▶

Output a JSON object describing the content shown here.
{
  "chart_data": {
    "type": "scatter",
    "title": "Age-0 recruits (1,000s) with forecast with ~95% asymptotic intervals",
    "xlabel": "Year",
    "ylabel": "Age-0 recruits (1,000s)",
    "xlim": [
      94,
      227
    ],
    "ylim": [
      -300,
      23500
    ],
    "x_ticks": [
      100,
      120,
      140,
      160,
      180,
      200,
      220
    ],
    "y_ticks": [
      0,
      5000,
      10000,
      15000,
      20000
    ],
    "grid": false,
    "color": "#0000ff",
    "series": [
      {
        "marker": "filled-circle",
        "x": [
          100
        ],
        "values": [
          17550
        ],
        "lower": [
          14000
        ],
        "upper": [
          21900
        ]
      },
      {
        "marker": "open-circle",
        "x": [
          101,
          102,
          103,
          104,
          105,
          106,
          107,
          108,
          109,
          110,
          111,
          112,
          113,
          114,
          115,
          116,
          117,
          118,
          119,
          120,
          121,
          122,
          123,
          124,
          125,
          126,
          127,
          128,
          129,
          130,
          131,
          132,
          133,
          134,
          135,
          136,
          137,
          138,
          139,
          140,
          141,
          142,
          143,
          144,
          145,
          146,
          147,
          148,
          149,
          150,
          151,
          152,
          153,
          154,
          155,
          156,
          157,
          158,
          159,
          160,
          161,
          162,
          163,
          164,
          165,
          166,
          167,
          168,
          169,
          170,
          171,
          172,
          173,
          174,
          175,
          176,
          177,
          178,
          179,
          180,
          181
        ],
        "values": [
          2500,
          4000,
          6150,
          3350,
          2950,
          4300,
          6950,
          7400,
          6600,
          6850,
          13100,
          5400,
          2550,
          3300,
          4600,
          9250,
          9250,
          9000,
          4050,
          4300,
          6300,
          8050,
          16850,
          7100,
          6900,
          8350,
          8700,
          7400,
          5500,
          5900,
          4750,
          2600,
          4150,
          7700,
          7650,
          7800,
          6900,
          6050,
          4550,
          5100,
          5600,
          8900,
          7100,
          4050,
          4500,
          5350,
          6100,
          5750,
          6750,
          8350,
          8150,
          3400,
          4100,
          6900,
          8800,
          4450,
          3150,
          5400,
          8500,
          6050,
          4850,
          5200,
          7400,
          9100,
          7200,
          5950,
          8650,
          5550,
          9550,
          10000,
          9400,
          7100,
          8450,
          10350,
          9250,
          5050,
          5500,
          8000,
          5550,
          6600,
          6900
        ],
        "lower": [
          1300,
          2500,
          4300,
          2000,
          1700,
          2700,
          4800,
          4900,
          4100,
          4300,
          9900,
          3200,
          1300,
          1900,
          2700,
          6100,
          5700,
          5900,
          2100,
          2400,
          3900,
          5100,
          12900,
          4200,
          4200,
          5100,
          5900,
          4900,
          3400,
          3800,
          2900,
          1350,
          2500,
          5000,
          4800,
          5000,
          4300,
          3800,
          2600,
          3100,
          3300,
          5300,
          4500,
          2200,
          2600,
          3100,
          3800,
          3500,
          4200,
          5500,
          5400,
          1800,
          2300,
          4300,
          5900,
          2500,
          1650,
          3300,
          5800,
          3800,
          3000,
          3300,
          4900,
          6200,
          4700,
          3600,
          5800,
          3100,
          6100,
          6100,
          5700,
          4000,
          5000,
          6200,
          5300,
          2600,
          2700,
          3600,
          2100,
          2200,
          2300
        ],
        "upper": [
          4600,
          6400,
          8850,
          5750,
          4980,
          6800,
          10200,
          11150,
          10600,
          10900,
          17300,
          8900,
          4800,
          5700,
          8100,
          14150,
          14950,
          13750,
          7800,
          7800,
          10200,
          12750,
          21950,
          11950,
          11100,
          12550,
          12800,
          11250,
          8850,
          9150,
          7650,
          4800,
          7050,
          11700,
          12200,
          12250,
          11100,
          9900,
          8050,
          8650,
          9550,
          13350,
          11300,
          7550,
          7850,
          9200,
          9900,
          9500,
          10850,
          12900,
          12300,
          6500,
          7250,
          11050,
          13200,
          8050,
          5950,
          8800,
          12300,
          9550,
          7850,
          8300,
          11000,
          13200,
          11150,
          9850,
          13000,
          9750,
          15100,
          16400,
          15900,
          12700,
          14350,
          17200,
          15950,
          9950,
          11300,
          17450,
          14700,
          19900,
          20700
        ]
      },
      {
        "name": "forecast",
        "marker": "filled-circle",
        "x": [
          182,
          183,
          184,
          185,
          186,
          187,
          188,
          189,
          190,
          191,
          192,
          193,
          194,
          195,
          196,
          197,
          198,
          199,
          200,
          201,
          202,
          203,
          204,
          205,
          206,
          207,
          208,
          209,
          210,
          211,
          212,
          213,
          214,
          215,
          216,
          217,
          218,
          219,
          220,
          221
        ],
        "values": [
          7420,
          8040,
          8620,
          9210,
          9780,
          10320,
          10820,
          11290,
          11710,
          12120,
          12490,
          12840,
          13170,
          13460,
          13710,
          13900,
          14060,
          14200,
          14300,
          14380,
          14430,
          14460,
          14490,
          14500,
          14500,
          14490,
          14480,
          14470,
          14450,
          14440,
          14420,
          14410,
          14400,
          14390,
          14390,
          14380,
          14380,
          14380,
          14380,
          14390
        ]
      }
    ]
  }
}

◀

The task: Copy every record exactly as presented.

Reply to the exercise:
Output a JSON object describing the content shown here.
{
  "chart_data": {
    "type": "scatter",
    "title": "Age-0 recruits (1,000s) with forecast with ~95% asymptotic intervals",
    "xlabel": "Year",
    "ylabel": "Age-0 recruits (1,000s)",
    "xlim": [
      94,
      227
    ],
    "ylim": [
      -300,
      23500
    ],
    "x_ticks": [
      100,
      120,
      140,
      160,
      180,
      200,
      220
    ],
    "y_ticks": [
      0,
      5000,
      10000,
      15000,
      20000
    ],
    "grid": false,
    "color": "#0000ff",
    "series": [
      {
        "marker": "filled-circle",
        "x": [
          100
        ],
        "values": [
          17550
        ],
        "lower": [
          14000
        ],
        "upper": [
          21900
        ]
      },
      {
        "marker": "open-circle",
        "x": [
          101,
          102,
          103,
          104,
          105,
          106,
          107,
          108,
          109,
          110,
          111,
          112,
          113,
          114,
          115,
          116,
          117,
          118,
          119,
          120,
          121,
          122,
          123,
          124,
          125,
          126,
          127,
          128,
          129,
          130,
          131,
          132,
          133,
          134,
          135,
          136,
          137,
          138,
          139,
          140,
          141,
          142,
          143,
          144,
          145,
          146,
          147,
          148,
          149,
          150,
          151,
          152,
          153,
          154,
          155,
          156,
          157,
          158,
          159,
          160,
          161,
          162,
          163,
          164,
          165,
          166,
          167,
          168,
          169,
          170,
          171,
          172,
          173,
          174,
          175,
          176,
          177,
          178,
          179,
          180,
          181
        ],
        "values": [
          2500,
          4000,
          6150,
          3350,
          2950,
          4300,
          6950,
          7400,
          6600,
          6850,
          13100,
          5400,
          2550,
          3300,
          4600,
          9250,
          9250,
          9000,
          4050,
          4300,
          6300,
          8050,
          16850,
          7100,
          6900,
          8350,
          8700,
          7400,
          5500,
          5900,
          4750,
          2600,
          4150,
          7700,
          7650,
          7800,
          6900,
          6050,
          4550,
          5100,
          5600,
          8900,
          7100,
          4050,
          4500,
          5350,
          6100,
          5750,
          6750,
          8350,
          8150,
          3400,
          4100,
          6900,
          8800,
          4450,
          3150,
          5400,
          8500,
          6050,
          4850,
          5200,
          7400,
          9100,
          7200,
          5950,
          8650,
          5550,
          9550,
          10000,
          9400,
          7100,
          8450,
          10350,
          9250,
          5050,
          5500,
          8000,
          5550,
          6600,
          6900
        ],
        "lower": [
          1300,
          2500,
          4300,
          2000,
          1700,
          2700,
          4800,
          4900,
          4100,
          4300,
          9900,
          3200,
          1300,
          1900,
          2700,
          6100,
          5700,
          5900,
          2100,
          2400,
          3900,
          5100,
          12900,
          4200,
          4200,
          5100,
          5900,
          4900,
          3400,
          3800,
          2900,
          1350,
          2500,
          5000,
          4800,
          5000,
          4300,
          3800,
          2600,
          3100,
          3300,
          5300,
          4500,
          2200,
          2600,
          3100,
          3800,
          3500,
          4200,
          5500,
          5400,
          1800,
          2300,
          4300,
          5900,
          2500,
          1650,
          3300,
          5800,
          3800,
          3000,
          3300,
          4900,
          6200,
          4700,
          3600,
          5800,
          3100,
          6100,
          6100,
          5700,
          4000,
          5000,
          6200,
          5300,
          2600,
          2700,
          3600,
          2100,
          2200,
          2300
        ],
        "upper": [
          4600,
          6400,
          8850,
          5750,
          4980,
          6800,
          10200,
          11150,
          10600,
          10900,
          17300,
          8900,
          4800,
          5700,
          8100,
          14150,
          14950,
          13750,
          7800,
          7800,
          10200,
          12750,
          21950,
          11950,
          11100,
          12550,
          12800,
          11250,
          8850,
          9150,
          7650,
          4800,
          7050,
          11700,
          12200,
          12250,
          11100,
          9900,
          8050,
          8650,
          9550,
          13350,
          11300,
          7550,
          7850,
          9200,
          9900,
          9500,
          10850,
          12900,
          12300,
          6500,
          7250,
          11050,
          13200,
          8050,
          5950,
          8800,
          12300,
          9550,
          7850,
          8300,
          11000,
          13200,
          11150,
          9850,
          13000,
          9750,
          15100,
          16400,
          15900,
          12700,
          14350,
          17200,
          15950,
          9950,
          11300,
          17450,
          14700,
          19900,
          20700
        ]
      },
      {
        "name": "forecast",
        "marker": "filled-circle",
        "x": [
          182,
          183,
          184,
          185,
          186,
          187,
          188,
          189,
          190,
          191,
          192,
          193,
          194,
          195,
          196,
          197,
          198,
          199,
          200,
          201,
          202,
          203,
          204,
          205,
          206,
          207,
          208,
          209,
          210,
          211,
          212,
          213,
          214,
          215,
          216,
          217,
          218,
          219,
          220,
          221
        ],
        "values": [
          7420,
          8040,
          8620,
          9210,
          9780,
          10320,
          10820,
          11290,
          11710,
          12120,
          12490,
          12840,
          13170,
          13460,
          13710,
          13900,
          14060,
          14200,
          14300,
          14380,
          14430,
          14460,
          14490,
          14500,
          14500,
          14490,
          14480,
          14470,
          14450,
          14440,
          14420,
          14410,
          14400,
          14390,
          14390,
          14380,
          14380,
          14380,
          14380,
          14390
        ]
      }
    ]
  }
}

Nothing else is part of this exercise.